▶ _TASK_
Which lines in the records below contain the word "包括瓷漆及大漆"? Copy each one out.

[Stored records]
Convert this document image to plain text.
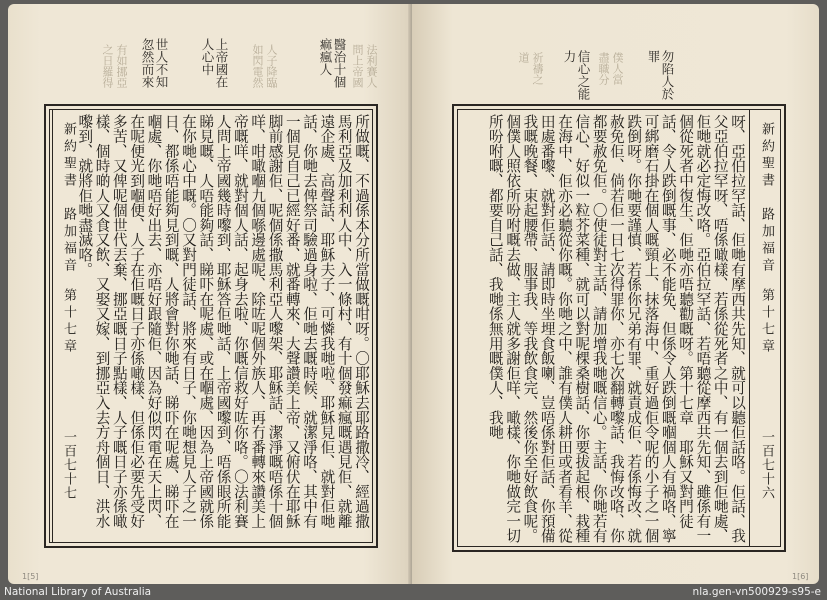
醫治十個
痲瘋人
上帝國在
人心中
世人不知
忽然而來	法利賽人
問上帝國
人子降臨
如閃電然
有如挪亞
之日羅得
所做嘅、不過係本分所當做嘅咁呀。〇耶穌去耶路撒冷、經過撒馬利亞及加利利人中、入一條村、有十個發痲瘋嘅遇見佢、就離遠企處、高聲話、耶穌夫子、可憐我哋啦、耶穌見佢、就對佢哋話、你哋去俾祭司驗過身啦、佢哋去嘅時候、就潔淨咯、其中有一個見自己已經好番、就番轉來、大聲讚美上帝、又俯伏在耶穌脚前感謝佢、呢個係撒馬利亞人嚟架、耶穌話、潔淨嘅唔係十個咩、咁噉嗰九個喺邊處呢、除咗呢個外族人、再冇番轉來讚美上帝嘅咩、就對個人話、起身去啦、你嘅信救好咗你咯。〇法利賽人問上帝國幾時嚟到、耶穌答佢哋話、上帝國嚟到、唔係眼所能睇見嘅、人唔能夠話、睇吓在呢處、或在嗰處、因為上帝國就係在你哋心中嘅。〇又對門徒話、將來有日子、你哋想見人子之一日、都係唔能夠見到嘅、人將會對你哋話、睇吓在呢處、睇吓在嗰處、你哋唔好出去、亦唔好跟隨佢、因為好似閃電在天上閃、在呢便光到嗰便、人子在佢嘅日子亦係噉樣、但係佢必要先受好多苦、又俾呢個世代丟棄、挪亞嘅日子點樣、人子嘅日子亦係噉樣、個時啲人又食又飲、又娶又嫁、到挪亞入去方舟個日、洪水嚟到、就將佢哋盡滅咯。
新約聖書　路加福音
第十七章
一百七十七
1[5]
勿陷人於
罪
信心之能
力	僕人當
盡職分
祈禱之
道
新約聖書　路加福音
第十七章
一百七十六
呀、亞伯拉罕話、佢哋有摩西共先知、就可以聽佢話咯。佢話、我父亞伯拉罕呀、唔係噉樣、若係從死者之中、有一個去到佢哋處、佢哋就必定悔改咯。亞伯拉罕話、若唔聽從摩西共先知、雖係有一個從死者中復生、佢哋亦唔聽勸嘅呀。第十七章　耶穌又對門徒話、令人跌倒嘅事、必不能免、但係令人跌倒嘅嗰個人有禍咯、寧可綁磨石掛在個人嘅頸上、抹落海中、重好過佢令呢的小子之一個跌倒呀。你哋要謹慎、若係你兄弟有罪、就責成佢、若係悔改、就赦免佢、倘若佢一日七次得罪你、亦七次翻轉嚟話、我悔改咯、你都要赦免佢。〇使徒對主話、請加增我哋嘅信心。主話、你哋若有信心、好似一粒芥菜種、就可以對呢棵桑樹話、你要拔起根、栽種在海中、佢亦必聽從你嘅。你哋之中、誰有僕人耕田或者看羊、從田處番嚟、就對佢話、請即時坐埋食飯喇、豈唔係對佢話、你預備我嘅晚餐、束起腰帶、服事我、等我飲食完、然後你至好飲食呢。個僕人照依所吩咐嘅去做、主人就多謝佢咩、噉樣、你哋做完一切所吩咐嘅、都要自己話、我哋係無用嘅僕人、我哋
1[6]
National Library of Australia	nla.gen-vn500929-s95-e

==

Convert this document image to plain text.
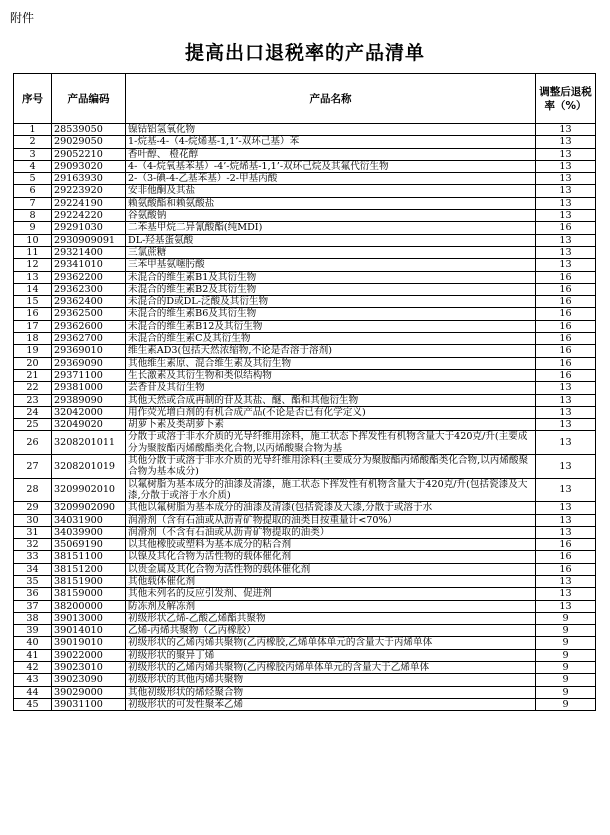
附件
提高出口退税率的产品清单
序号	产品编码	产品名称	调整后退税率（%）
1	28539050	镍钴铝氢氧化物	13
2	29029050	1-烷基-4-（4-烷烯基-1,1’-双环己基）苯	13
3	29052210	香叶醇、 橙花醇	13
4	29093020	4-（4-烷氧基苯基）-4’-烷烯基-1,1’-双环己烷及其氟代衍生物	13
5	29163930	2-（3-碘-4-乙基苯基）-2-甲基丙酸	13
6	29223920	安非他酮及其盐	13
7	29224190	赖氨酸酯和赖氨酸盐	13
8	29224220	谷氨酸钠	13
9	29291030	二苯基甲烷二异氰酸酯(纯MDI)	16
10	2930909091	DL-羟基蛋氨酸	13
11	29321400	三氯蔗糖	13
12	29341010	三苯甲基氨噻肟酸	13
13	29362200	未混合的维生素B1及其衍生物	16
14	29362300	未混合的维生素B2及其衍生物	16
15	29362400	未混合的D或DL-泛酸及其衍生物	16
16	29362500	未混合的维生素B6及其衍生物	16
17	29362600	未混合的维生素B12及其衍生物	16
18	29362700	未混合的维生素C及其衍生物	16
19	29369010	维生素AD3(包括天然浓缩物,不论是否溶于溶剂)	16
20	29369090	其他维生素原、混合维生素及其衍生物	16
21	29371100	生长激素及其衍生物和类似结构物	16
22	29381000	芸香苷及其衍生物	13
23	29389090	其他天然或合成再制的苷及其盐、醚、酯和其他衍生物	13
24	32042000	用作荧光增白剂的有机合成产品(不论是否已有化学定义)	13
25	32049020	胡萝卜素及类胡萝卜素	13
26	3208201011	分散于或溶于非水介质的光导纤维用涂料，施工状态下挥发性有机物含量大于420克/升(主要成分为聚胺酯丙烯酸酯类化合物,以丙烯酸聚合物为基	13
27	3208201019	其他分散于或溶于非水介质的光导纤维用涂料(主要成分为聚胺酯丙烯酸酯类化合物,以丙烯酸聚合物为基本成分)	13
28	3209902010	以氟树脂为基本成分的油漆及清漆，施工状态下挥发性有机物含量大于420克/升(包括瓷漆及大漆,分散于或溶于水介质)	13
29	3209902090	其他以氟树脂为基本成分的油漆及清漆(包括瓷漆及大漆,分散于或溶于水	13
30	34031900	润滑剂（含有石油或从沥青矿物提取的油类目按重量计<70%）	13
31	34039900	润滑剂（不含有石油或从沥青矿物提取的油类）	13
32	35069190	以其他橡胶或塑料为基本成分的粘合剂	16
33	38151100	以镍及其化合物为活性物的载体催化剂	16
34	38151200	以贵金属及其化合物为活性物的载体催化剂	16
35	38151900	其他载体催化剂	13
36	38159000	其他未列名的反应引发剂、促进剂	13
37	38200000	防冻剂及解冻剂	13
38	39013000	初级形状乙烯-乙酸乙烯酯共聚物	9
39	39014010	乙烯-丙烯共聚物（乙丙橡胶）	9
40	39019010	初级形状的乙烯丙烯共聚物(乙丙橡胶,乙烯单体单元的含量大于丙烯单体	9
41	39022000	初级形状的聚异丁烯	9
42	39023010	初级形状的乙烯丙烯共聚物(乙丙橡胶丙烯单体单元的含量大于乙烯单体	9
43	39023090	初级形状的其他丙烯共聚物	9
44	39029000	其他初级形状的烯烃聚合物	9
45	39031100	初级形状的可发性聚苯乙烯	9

▶ _TASK SOLUTION_
28	3209902010	以氟树脂为基本成分的油漆及清漆，施工状态下挥发性有机物含量大于420克/升(包括瓷漆及大漆,分散于或溶于水介质)	13
29	3209902090	其他以氟树脂为基本成分的油漆及清漆(包括瓷漆及大漆,分散于或溶于水	13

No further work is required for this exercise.